Document section
━━━
[ENG] My Family, December 25th

The holidays are over.
Christmas has just passed, and I’m writing these lines more to make sense of things than to tell anything particularly new. My family is a mess in more than a few ways. We’re not good at affection, not good at socializing, not good at saying things out loud. We’re all kind of a disaster.
The only day we all sit at the same table, actually talking to each other, is Christmas. And sometimes that weighs on me, because it feels fake, forced, as if we only remember we’re a family because the calendar tells us so. And yet, at the same time, I’m fine with it.
Every Christmas is a strange kind of ritual, made of people I know by heart and who, despite everything, still make me feel at home.
There’s my grandfather Giovanni, who complains every two minutes about some new ache and says every year it might be his last Christmas. It never is. One day it will be, and maybe then I’ll tell him he was right.
There’s my grandmother Cesira, who eats everything without ever stopping, but really only waits for tiramisu. Two portions, always. She loves it like it’s the last certainty left.
There’s my brother Federico and his girlfriend of the moment. Over the years they’ve changed many times, but somehow they all feel the same to me: strange, particular. He swears, insults our grandparents, and mocks everyone. That’s how he shows affection.
There’s Massimiliano, who has an incredible talent: eating fast and disappearing. He wants to be alone, in his own space. Sometimes he smiles, briefly, but he’s always very critical, maybe too much.
━━━
Data listing
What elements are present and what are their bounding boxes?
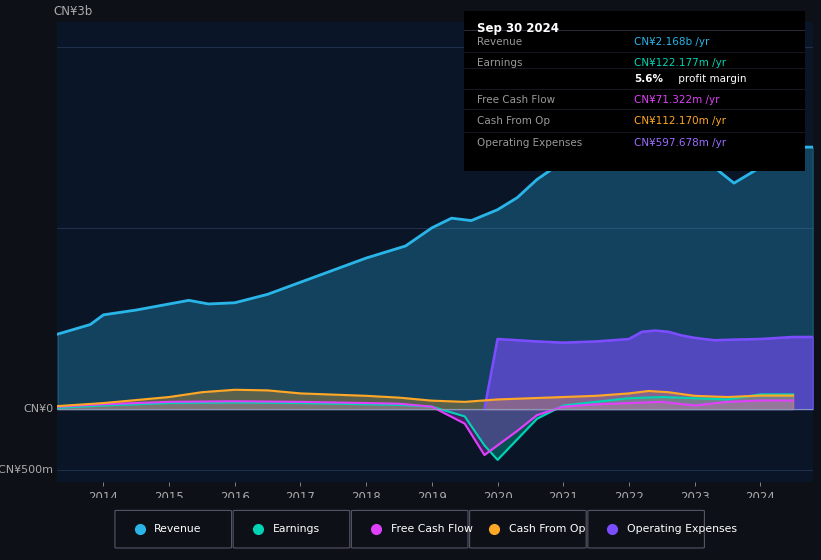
Text: CN¥71.322m /yr: CN¥71.322m /yr: [635, 95, 720, 105]
Text: CN¥112.170m /yr: CN¥112.170m /yr: [635, 115, 727, 125]
Text: Operating Expenses: Operating Expenses: [478, 138, 583, 148]
Text: Earnings: Earnings: [478, 58, 523, 68]
Text: Revenue: Revenue: [478, 38, 523, 48]
Text: profit margin: profit margin: [675, 74, 746, 84]
Text: 5.6%: 5.6%: [635, 74, 663, 84]
Text: CN¥597.678m /yr: CN¥597.678m /yr: [635, 138, 727, 148]
Text: CN¥0: CN¥0: [24, 404, 53, 414]
Text: CN¥3b: CN¥3b: [53, 5, 93, 18]
Text: Cash From Op: Cash From Op: [478, 115, 551, 125]
Text: Earnings: Earnings: [273, 524, 319, 534]
Text: -CN¥500m: -CN¥500m: [0, 464, 53, 474]
Text: Operating Expenses: Operating Expenses: [627, 524, 737, 534]
Text: Free Cash Flow: Free Cash Flow: [478, 95, 556, 105]
Text: Revenue: Revenue: [154, 524, 202, 534]
Text: Cash From Op: Cash From Op: [509, 524, 585, 534]
Text: Free Cash Flow: Free Cash Flow: [391, 524, 473, 534]
Text: CN¥122.177m /yr: CN¥122.177m /yr: [635, 58, 727, 68]
Text: CN¥2.168b /yr: CN¥2.168b /yr: [635, 38, 709, 48]
Text: Sep 30 2024: Sep 30 2024: [478, 22, 559, 35]
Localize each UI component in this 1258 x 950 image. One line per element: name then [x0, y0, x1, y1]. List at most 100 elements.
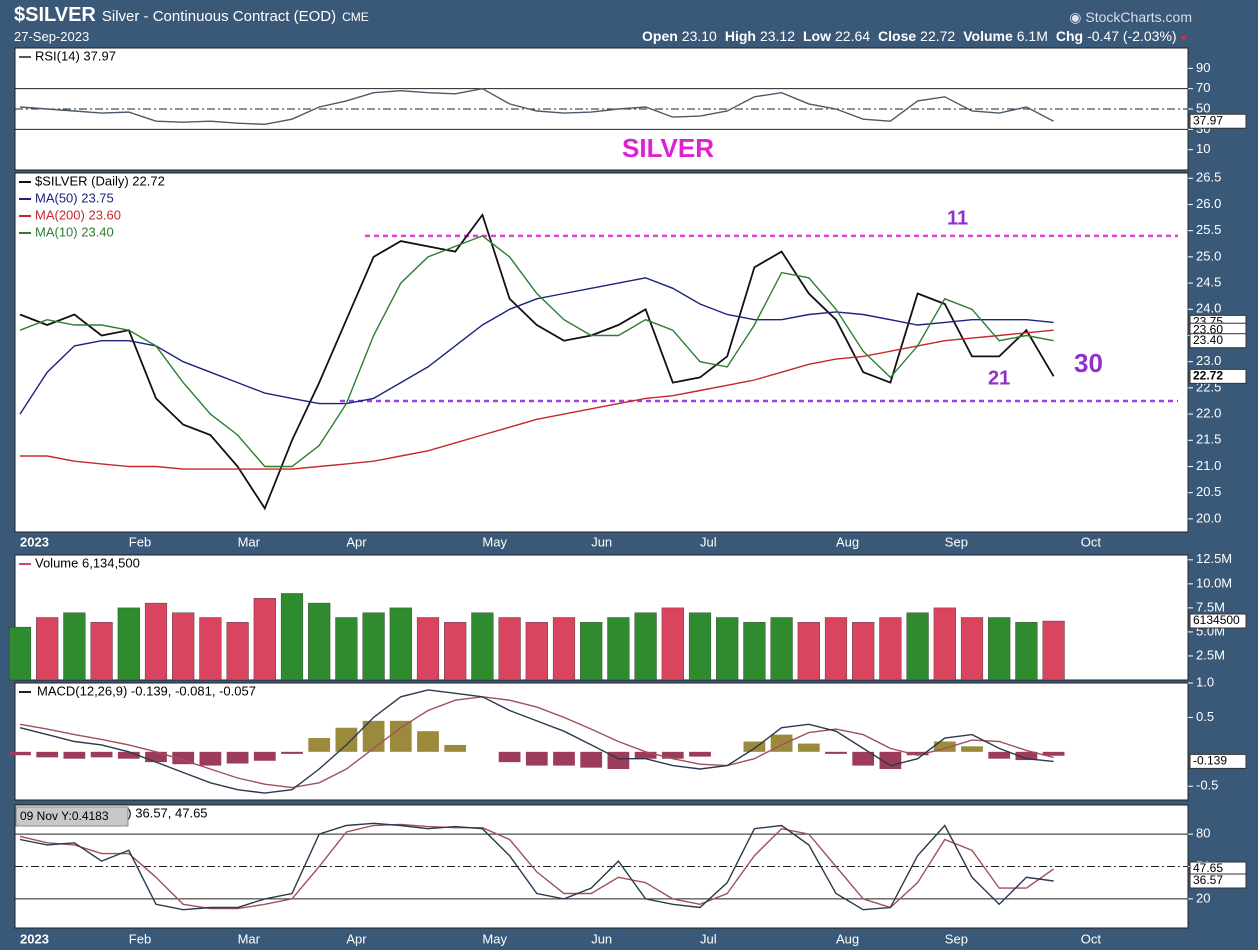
━━━
Set of tasks
[1] Reproduce the passage about a family Christmas between "Every Christmas is" and "last certainty left.", inclusive, swapping "tiramisu" for "panettone".
[2] Carry on the essay about a family Christmas from the point at which it stops.

Written answers
[1]
Every Christmas is a strange kind of ritual, made of people I know by heart and who, despite everything, still make me feel at home.
There’s my grandfather Giovanni, who complains every two minutes about some new ache and says every year it might be his last Christmas. It never is. One day it will be, and maybe then I’ll tell him he was right.
There’s my grandmother Cesira, who eats everything without ever stopping, but really only waits for panettone. Two portions, always. She loves it like it’s the last certainty left.

[2]
There’s Andrea, who’s always late but gives the best gifts. Really, no one comes close. And his girlfriend, who doesn’t talk much, is almost always standing, and seems to hate sitting down. At least that’s what everyone says.
There’s my aunt, who tells incredible stories, says she knows everything and has seen the world. I don’t know how true that is. There’s Silvia. I don’t know her. She scares me. I’d rather not elaborate.
Then there are my parents. My mom is anxious, wants everything to be clean, jokes around, and teases my grandparents. My dad cooks, cleans up, clears the table. He’s available, present, quietly essential.
This year Chiara was there too. Our first Christmas together in this house, the second since we’ve been together. I’m happy she saw this family of lunatics. In a way, it felt like introducing her to a very real part of me.
As for the rest, I’m on vacation now. I’ll work a few days and then stop again, and that makes me surprisingly happy.
But the real reason this Christmas will stick with me is something else: on January 24th, I’m leaving for Japan. Tickets booked. Everything confirmed. I think. It’s a Christmas I’m already looking at from a distance, because I know I’ll soon be somewhere else.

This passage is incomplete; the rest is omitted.